** start **

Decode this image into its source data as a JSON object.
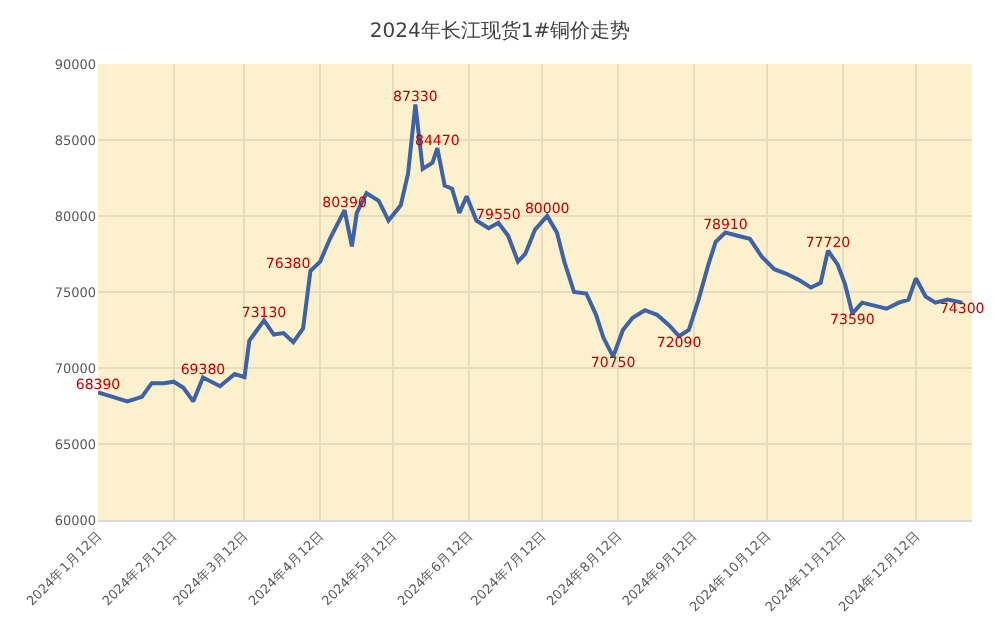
{
  "chart_data": {
    "type": "line",
    "title": "2024年长江现货1#铜价走势",
    "x": [
      "2024-01-12",
      "2024-01-18",
      "2024-01-24",
      "2024-01-30",
      "2024-02-03",
      "2024-02-08",
      "2024-02-12",
      "2024-02-16",
      "2024-02-20",
      "2024-02-24",
      "2024-03-02",
      "2024-03-08",
      "2024-03-12",
      "2024-03-14",
      "2024-03-20",
      "2024-03-24",
      "2024-03-28",
      "2024-04-01",
      "2024-04-05",
      "2024-04-08",
      "2024-04-12",
      "2024-04-16",
      "2024-04-22",
      "2024-04-25",
      "2024-04-27",
      "2024-05-01",
      "2024-05-06",
      "2024-05-10",
      "2024-05-15",
      "2024-05-18",
      "2024-05-21",
      "2024-05-24",
      "2024-05-28",
      "2024-05-30",
      "2024-06-02",
      "2024-06-05",
      "2024-06-08",
      "2024-06-11",
      "2024-06-15",
      "2024-06-20",
      "2024-06-24",
      "2024-06-28",
      "2024-07-02",
      "2024-07-05",
      "2024-07-09",
      "2024-07-14",
      "2024-07-18",
      "2024-07-21",
      "2024-07-25",
      "2024-07-30",
      "2024-08-03",
      "2024-08-06",
      "2024-08-10",
      "2024-08-14",
      "2024-08-18",
      "2024-08-23",
      "2024-08-28",
      "2024-09-02",
      "2024-09-06",
      "2024-09-10",
      "2024-09-14",
      "2024-09-18",
      "2024-09-21",
      "2024-09-25",
      "2024-09-30",
      "2024-10-05",
      "2024-10-10",
      "2024-10-15",
      "2024-10-20",
      "2024-10-25",
      "2024-10-30",
      "2024-11-03",
      "2024-11-06",
      "2024-11-10",
      "2024-11-13",
      "2024-11-16",
      "2024-11-20",
      "2024-11-25",
      "2024-11-30",
      "2024-12-05",
      "2024-12-09",
      "2024-12-12",
      "2024-12-16",
      "2024-12-20",
      "2024-12-25",
      "2024-12-31"
    ],
    "series": [
      {
        "color": "#3d62a8",
        "values": [
          68390,
          68100,
          67800,
          68100,
          69000,
          69000,
          69100,
          68700,
          67800,
          69380,
          68800,
          69600,
          69400,
          71800,
          73130,
          72200,
          72300,
          71700,
          72600,
          76380,
          77000,
          78500,
          80390,
          78000,
          80200,
          81500,
          81000,
          79700,
          80700,
          82800,
          87330,
          83100,
          83500,
          84470,
          82000,
          81800,
          80200,
          81300,
          79700,
          79200,
          79550,
          78700,
          77000,
          77500,
          79100,
          80000,
          78900,
          77000,
          75000,
          74900,
          73500,
          72000,
          70750,
          72500,
          73300,
          73800,
          73500,
          72800,
          72090,
          72500,
          74500,
          76800,
          78300,
          78910,
          78700,
          78500,
          77300,
          76500,
          76200,
          75800,
          75300,
          75600,
          77720,
          76800,
          75500,
          73590,
          74300,
          74100,
          73900,
          74300,
          74500,
          75900,
          74700,
          74300,
          74500,
          74300
        ],
        "value_labels": [
          "68390",
          null,
          null,
          null,
          null,
          null,
          null,
          null,
          null,
          "69380",
          null,
          null,
          null,
          null,
          "73130",
          null,
          null,
          null,
          null,
          "76380",
          null,
          null,
          "80390",
          null,
          null,
          null,
          null,
          null,
          null,
          null,
          "87330",
          null,
          null,
          "84470",
          null,
          null,
          null,
          null,
          null,
          null,
          "79550",
          null,
          null,
          null,
          null,
          "80000",
          null,
          null,
          null,
          null,
          null,
          null,
          "70750",
          null,
          null,
          null,
          null,
          null,
          "72090",
          null,
          null,
          null,
          null,
          "78910",
          null,
          null,
          null,
          null,
          null,
          null,
          null,
          null,
          "77720",
          null,
          null,
          "73590",
          null,
          null,
          null,
          null,
          null,
          null,
          null,
          null,
          null,
          "74300"
        ]
      }
    ],
    "xlim": [
      "2024-01-12",
      "2025-01-04"
    ],
    "xticks": [
      {
        "value": "2024-01-12",
        "label": "2024年1月12日"
      },
      {
        "value": "2024-02-12",
        "label": "2024年2月12日"
      },
      {
        "value": "2024-03-12",
        "label": "2024年3月12日"
      },
      {
        "value": "2024-04-12",
        "label": "2024年4月12日"
      },
      {
        "value": "2024-05-12",
        "label": "2024年5月12日"
      },
      {
        "value": "2024-06-12",
        "label": "2024年6月12日"
      },
      {
        "value": "2024-07-12",
        "label": "2024年7月12日"
      },
      {
        "value": "2024-08-12",
        "label": "2024年8月12日"
      },
      {
        "value": "2024-09-12",
        "label": "2024年9月12日"
      },
      {
        "value": "2024-10-12",
        "label": "2024年10月12日"
      },
      {
        "value": "2024-11-12",
        "label": "2024年11月12日"
      },
      {
        "value": "2024-12-12",
        "label": "2024年12月12日"
      }
    ],
    "ylim": [
      60000,
      90000
    ],
    "yticks": [
      60000,
      65000,
      70000,
      75000,
      80000,
      85000,
      90000
    ],
    "grid": true,
    "legend": false,
    "marker": "none",
    "line_style": "solid"
  }
}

** end **

= Task description =
Give back every line exactly as it stands, pictures excluded.

= Written solution =
Decode this image into its source data as a JSON object.
{
  "chart_data": {
    "type": "line",
    "title": "2024年长江现货1#铜价走势",
    "x": [
      "2024-01-12",
      "2024-01-18",
      "2024-01-24",
      "2024-01-30",
      "2024-02-03",
      "2024-02-08",
      "2024-02-12",
      "2024-02-16",
      "2024-02-20",
      "2024-02-24",
      "2024-03-02",
      "2024-03-08",
      "2024-03-12",
      "2024-03-14",
      "2024-03-20",
      "2024-03-24",
      "2024-03-28",
      "2024-04-01",
      "2024-04-05",
      "2024-04-08",
      "2024-04-12",
      "2024-04-16",
      "2024-04-22",
      "2024-04-25",
      "2024-04-27",
      "2024-05-01",
      "2024-05-06",
      "2024-05-10",
      "2024-05-15",
      "2024-05-18",
      "2024-05-21",
      "2024-05-24",
      "2024-05-28",
      "2024-05-30",
      "2024-06-02",
      "2024-06-05",
      "2024-06-08",
      "2024-06-11",
      "2024-06-15",
      "2024-06-20",
      "2024-06-24",
      "2024-06-28",
      "2024-07-02",
      "2024-07-05",
      "2024-07-09",
      "2024-07-14",
      "2024-07-18",
      "2024-07-21",
      "2024-07-25",
      "2024-07-30",
      "2024-08-03",
      "2024-08-06",
      "2024-08-10",
      "2024-08-14",
      "2024-08-18",
      "2024-08-23",
      "2024-08-28",
      "2024-09-02",
      "2024-09-06",
      "2024-09-10",
      "2024-09-14",
      "2024-09-18",
      "2024-09-21",
      "2024-09-25",
      "2024-09-30",
      "2024-10-05",
      "2024-10-10",
      "2024-10-15",
      "2024-10-20",
      "2024-10-25",
      "2024-10-30",
      "2024-11-03",
      "2024-11-06",
      "2024-11-10",
      "2024-11-13",
      "2024-11-16",
      "2024-11-20",
      "2024-11-25",
      "2024-11-30",
      "2024-12-05",
      "2024-12-09",
      "2024-12-12",
      "2024-12-16",
      "2024-12-20",
      "2024-12-25",
      "2024-12-31"
    ],
    "series": [
      {
        "color": "#3d62a8",
        "values": [
          68390,
          68100,
          67800,
          68100,
          69000,
          69000,
          69100,
          68700,
          67800,
          69380,
          68800,
          69600,
          69400,
          71800,
          73130,
          72200,
          72300,
          71700,
          72600,
          76380,
          77000,
          78500,
          80390,
          78000,
          80200,
          81500,
          81000,
          79700,
          80700,
          82800,
          87330,
          83100,
          83500,
          84470,
          82000,
          81800,
          80200,
          81300,
          79700,
          79200,
          79550,
          78700,
          77000,
          77500,
          79100,
          80000,
          78900,
          77000,
          75000,
          74900,
          73500,
          72000,
          70750,
          72500,
          73300,
          73800,
          73500,
          72800,
          72090,
          72500,
          74500,
          76800,
          78300,
          78910,
          78700,
          78500,
          77300,
          76500,
          76200,
          75800,
          75300,
          75600,
          77720,
          76800,
          75500,
          73590,
          74300,
          74100,
          73900,
          74300,
          74500,
          75900,
          74700,
          74300,
          74500,
          74300
        ],
        "value_labels": [
          "68390",
          null,
          null,
          null,
          null,
          null,
          null,
          null,
          null,
          "69380",
          null,
          null,
          null,
          null,
          "73130",
          null,
          null,
          null,
          null,
          "76380",
          null,
          null,
          "80390",
          null,
          null,
          null,
          null,
          null,
          null,
          null,
          "87330",
          null,
          null,
          "84470",
          null,
          null,
          null,
          null,
          null,
          null,
          "79550",
          null,
          null,
          null,
          null,
          "80000",
          null,
          null,
          null,
          null,
          null,
          null,
          "70750",
          null,
          null,
          null,
          null,
          null,
          "72090",
          null,
          null,
          null,
          null,
          "78910",
          null,
          null,
          null,
          null,
          null,
          null,
          null,
          null,
          "77720",
          null,
          null,
          "73590",
          null,
          null,
          null,
          null,
          null,
          null,
          null,
          null,
          null,
          "74300"
        ]
      }
    ],
    "xlim": [
      "2024-01-12",
      "2025-01-04"
    ],
    "xticks": [
      {
        "value": "2024-01-12",
        "label": "2024年1月12日"
      },
      {
        "value": "2024-02-12",
        "label": "2024年2月12日"
      },
      {
        "value": "2024-03-12",
        "label": "2024年3月12日"
      },
      {
        "value": "2024-04-12",
        "label": "2024年4月12日"
      },
      {
        "value": "2024-05-12",
        "label": "2024年5月12日"
      },
      {
        "value": "2024-06-12",
        "label": "2024年6月12日"
      },
      {
        "value": "2024-07-12",
        "label": "2024年7月12日"
      },
      {
        "value": "2024-08-12",
        "label": "2024年8月12日"
      },
      {
        "value": "2024-09-12",
        "label": "2024年9月12日"
      },
      {
        "value": "2024-10-12",
        "label": "2024年10月12日"
      },
      {
        "value": "2024-11-12",
        "label": "2024年11月12日"
      },
      {
        "value": "2024-12-12",
        "label": "2024年12月12日"
      }
    ],
    "ylim": [
      60000,
      90000
    ],
    "yticks": [
      60000,
      65000,
      70000,
      75000,
      80000,
      85000,
      90000
    ],
    "grid": true,
    "legend": false,
    "marker": "none",
    "line_style": "solid"
  }
}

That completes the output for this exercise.